━━━ MATERIAL SUPPLIED ━━━
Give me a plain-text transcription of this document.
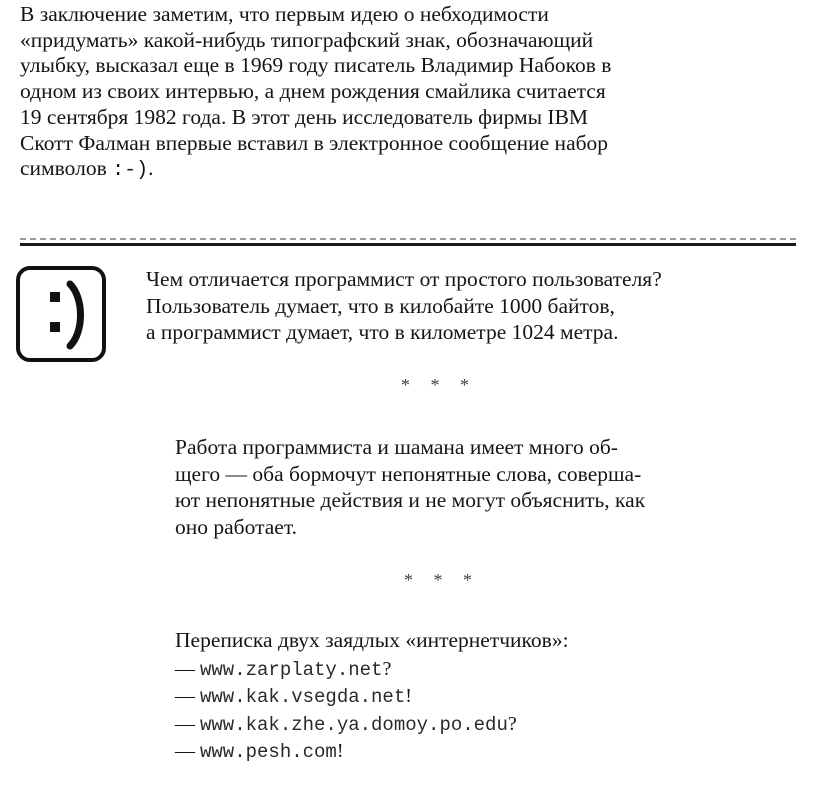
В заключение заметим, что первым идею о небходимости
«придумать» какой-нибудь типографский знак, обозначающий
улыбку, высказал еще в 1969 году писатель Владимир Набоков в
одном из своих интервью, а днем рождения смайлика считается
19 сентября 1982 года. В этот день исследователь фирмы IBM
Скотт Фалман впервые вставил в электронное сообщение набор
символов :-).

Чем отличается программист от простого пользователя?
Пользователь думает, что в килобайте 1000 байтов,
а программист думает, что в километре 1024 метра.

* * *

Работа программиста и шамана имеет много об-
щего — оба бормочут непонятные слова, соверша-
ют непонятные действия и не могут объяснить, как
оно работает.

* * *

Переписка двух заядлых «интернетчиков»:

— www.zarplaty.net?
— www.kak.vsegda.net!
— www.kak.zhe.ya.domoy.po.edu?
— www.pesh.com!
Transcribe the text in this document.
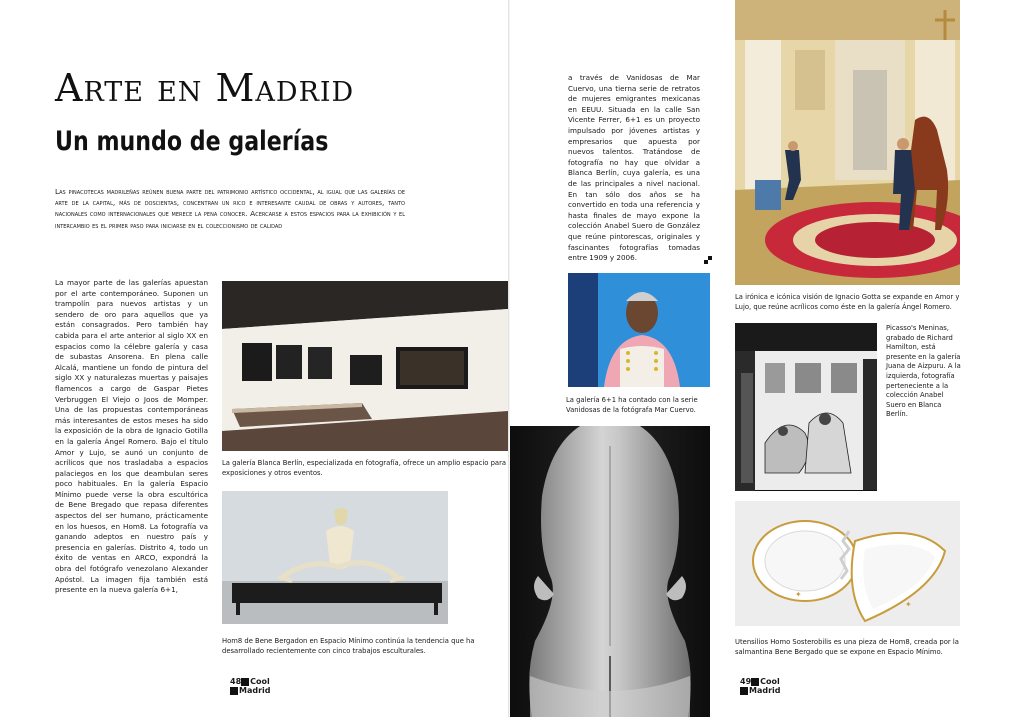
Arte en Madrid
Un mundo de galerías
Las pinacotecas madrileñas reúnen buena parte del patrimonio artístico occidental, al igual que las galerías de arte de la capital, más de doscientas, concentran un rico e interesante caudal de obras y autores, tanto nacionales como internacionales que merece la pena conocer. Acercarse a estos espacios para la exhibición y el intercambio es el primer paso para iniciarse en el coleccionismo de calidad
La mayor parte de las galerías apuestan por el arte contemporáneo. Suponen un trampolín para nuevos artistas y un sendero de oro para aquellos que ya están consagrados. Pero también hay cabida para el arte anterior al siglo XX en espacios como la célebre galería y casa de subastas Ansorena. En plena calle Alcalá, mantiene un fondo de pintura del siglo XX y naturalezas muertas y paisajes flamencos a cargo de Gaspar Pietes Verbruggen El Viejo o Joos de Momper. Una de las propuestas contemporáneas más interesantes de estos meses ha sido la exposición de la obra de Ignacio Gotilla en la galería Ángel Romero. Bajo el título Amor y Lujo, se aunó un conjunto de acrílicos que nos trasladaba a espacios palaciegos en los que deambulan seres poco habituales. En la galería Espacio Mínimo puede verse la obra escultórica de Bene Bregado que repasa diferentes aspectos del ser humano, prácticamente en los huesos, en Hom8. La fotografía va ganando adeptos en nuestro país y presencia en galerías. Distrito 4, todo un éxito de ventas en ARCO, expondrá la obra del fotógrafo venezolano Alexander Apóstol. La imagen fija también está presente en la nueva galería 6+1,
La galería Blanca Berlín, especializada en fotografía, ofrece un amplio espacio para exposiciones y otros eventos.
Hom8 de Bene Bergadon en Espacio Mínimo continúa la tendencia que ha desarrollado recientemente con cinco trabajos esculturales.
48 Cool
Madrid
a través de Vanidosas de Mar Cuervo, una tierna serie de retratos de mujeres emigrantes mexicanas en EEUU. Situada en la calle San Vicente Ferrer, 6+1 es un proyecto impulsado por jóvenes artistas y empresarios que apuesta por nuevos talentos. Tratándose de fotografía no hay que olvidar a Blanca Berlín, cuya galería, es una de las principales a nivel nacional. En tan sólo dos años se ha convertido en toda una referencia y hasta finales de mayo expone la colección Anabel Suero de González que reúne pintorescas, originales y fascinantes fotografías tomadas entre 1909 y 2006.
La galería 6+1 ha contado con la serie Vanidosas de la fotógrafa Mar Cuervo.
La irónica e icónica visión de Ignacio Gotta se expande en Amor y Lujo, que reúne acrílicos como éste en la galería Ángel Romero.
Picasso's Meninas, grabado de Richard Hamilton, está presente en la galería Juana de Aizpuru. A la izquierda, fotografía perteneciente a la colección Anabel Suero en Blanca Berlín.
✦
✦
Utensilios Homo Sosterobilis es una pieza de Hom8, creada por la salmantina Bene Bergado que se expone en Espacio Mínimo.
49 Cool
Madrid
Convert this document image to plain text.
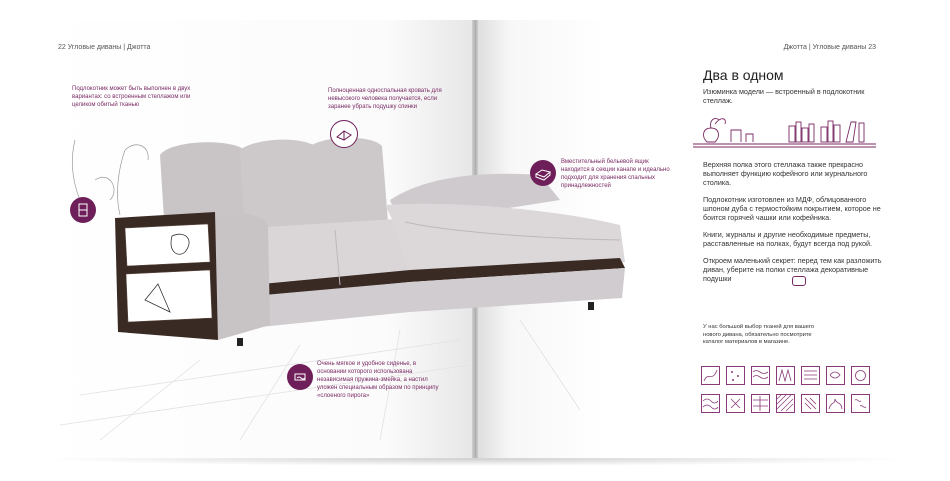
22 Угловые диваны | Джотта	Джотта | Угловые диваны 23
Два в одном
Изюминка модели — встроенный в подлокотник стеллаж.
Верхняя полка этого стеллажа также прекрасно выполняет функцию кофейного или журнального столика.
Подлокотник изготовлен из МДФ, облицованного шпоном дуба с термостойким покрытием, которое не боится горячей чашки или кофейника.
Книги, журналы и другие необходимые предметы, расставленные на полках, будут всегда под рукой.
Откроем маленький секрет: перед тем как разложить диван, уберите на полки стеллажа декоративные подушки
У нас большой выбор тканей для вашего нового дивана, обязательно посмотрите каталог материалов в магазине.
Подлокотник может быть выполнен в двух вариантах: со встроенным стеллажом или целиком обитый тканью
Полноценная односпальная кровать для невысокого человека получается, если заранее убрать подушку спинки
Вместительный бельевой ящик находится в секции канапе и идеально подходит для хранения спальных принадлежностей
Очень мягкое и удобное сиденье, в основании которого использована независимая пружина-змейка, а настил уложен специальным образом по принципу «слоеного пирога»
━━━
**PROBLEM DESCRIPTION**
All of the lines above should be printed exactly, minus the pictures.

**FINAL RESULT**
Give me a plain-text transcription of this document.
В заключение заметим, что первым идею о небходимости
«придумать» какой-нибудь типографский знак, обозначающий
улыбку, высказал еще в 1969 году писатель Владимир Набоков в
одном из своих интервью, а днем рождения смайлика считается
19 сентября 1982 года. В этот день исследователь фирмы IBM
Скотт Фалман впервые вставил в электронное сообщение набор
символов :-).

Чем отличается программист от простого пользователя?
Пользователь думает, что в килобайте 1000 байтов,
а программист думает, что в километре 1024 метра.

* * *

Работа программиста и шамана имеет много об-
щего — оба бормочут непонятные слова, соверша-
ют непонятные действия и не могут объяснить, как
оно работает.

* * *

Переписка двух заядлых «интернетчиков»:

— www.zarplaty.net?
— www.kak.vsegda.net!
— www.kak.zhe.ya.domoy.po.edu?
— www.pesh.com!
Transcribe the text in this document.
Arte en Madrid
Un mundo de galerías
Las pinacotecas madrileñas reúnen buena parte del patrimonio artístico occidental, al igual que las galerías de arte de la capital, más de doscientas, concentran un rico e interesante caudal de obras y autores, tanto nacionales como internacionales que merece la pena conocer. Acercarse a estos espacios para la exhibición y el intercambio es el primer paso para iniciarse en el coleccionismo de calidad
La mayor parte de las galerías apuestan por el arte contemporáneo. Suponen un trampolín para nuevos artistas y un sendero de oro para aquellos que ya están consagrados. Pero también hay cabida para el arte anterior al siglo XX en espacios como la célebre galería y casa de subastas Ansorena. En plena calle Alcalá, mantiene un fondo de pintura del siglo XX y naturalezas muertas y paisajes flamencos a cargo de Gaspar Pietes Verbruggen El Viejo o Joos de Momper. Una de las propuestas contemporáneas más interesantes de estos meses ha sido la exposición de la obra de Ignacio Gotilla en la galería Ángel Romero. Bajo el título Amor y Lujo, se aunó un conjunto de acrílicos que nos trasladaba a espacios palaciegos en los que deambulan seres poco habituales. En la galería Espacio Mínimo puede verse la obra escultórica de Bene Bregado que repasa diferentes aspectos del ser humano, prácticamente en los huesos, en Hom8. La fotografía va ganando adeptos en nuestro país y presencia en galerías. Distrito 4, todo un éxito de ventas en ARCO, expondrá la obra del fotógrafo venezolano Alexander Apóstol. La imagen fija también está presente en la nueva galería 6+1,
La galería Blanca Berlín, especializada en fotografía, ofrece un amplio espacio para exposiciones y otros eventos.
Hom8 de Bene Bergadon en Espacio Mínimo continúa la tendencia que ha desarrollado recientemente con cinco trabajos esculturales.
48 Cool
Madrid
a través de Vanidosas de Mar Cuervo, una tierna serie de retratos de mujeres emigrantes mexicanas en EEUU. Situada en la calle San Vicente Ferrer, 6+1 es un proyecto impulsado por jóvenes artistas y empresarios que apuesta por nuevos talentos. Tratándose de fotografía no hay que olvidar a Blanca Berlín, cuya galería, es una de las principales a nivel nacional. En tan sólo dos años se ha convertido en toda una referencia y hasta finales de mayo expone la colección Anabel Suero de González que reúne pintorescas, originales y fascinantes fotografías tomadas entre 1909 y 2006.
La galería 6+1 ha contado con la serie Vanidosas de la fotógrafa Mar Cuervo.
La irónica e icónica visión de Ignacio Gotta se expande en Amor y Lujo, que reúne acrílicos como éste en la galería Ángel Romero.
Picasso's Meninas, grabado de Richard Hamilton, está presente en la galería Juana de Aizpuru. A la izquierda, fotografía perteneciente a la colección Anabel Suero en Blanca Berlín.
✦
✦
Utensilios Homo Sosterobilis es una pieza de Hom8, creada por la salmantina Bene Bergado que se expone en Espacio Mínimo.
49 Cool
Madrid
Convert this document image to plain text.
22 Угловые диваны | Джотта	Джотта | Угловые диваны 23
Два в одном
Изюминка модели — встроенный в подлокотник стеллаж.
Верхняя полка этого стеллажа также прекрасно выполняет функцию кофейного или журнального столика.
Подлокотник изготовлен из МДФ, облицованного шпоном дуба с термостойким покрытием, которое не боится горячей чашки или кофейника.
Книги, журналы и другие необходимые предметы, расставленные на полках, будут всегда под рукой.
Откроем маленький секрет: перед тем как разложить диван, уберите на полки стеллажа декоративные подушки
У нас большой выбор тканей для вашего нового дивана, обязательно посмотрите каталог материалов в магазине.
Подлокотник может быть выполнен в двух вариантах: со встроенным стеллажом или целиком обитый тканью
Полноценная односпальная кровать для невысокого человека получается, если заранее убрать подушку спинки
Вместительный бельевой ящик находится в секции канапе и идеально подходит для хранения спальных принадлежностей
Очень мягкое и удобное сиденье, в основании которого использована независимая пружина-змейка, а настил уложен специальным образом по принципу «слоеного пирога»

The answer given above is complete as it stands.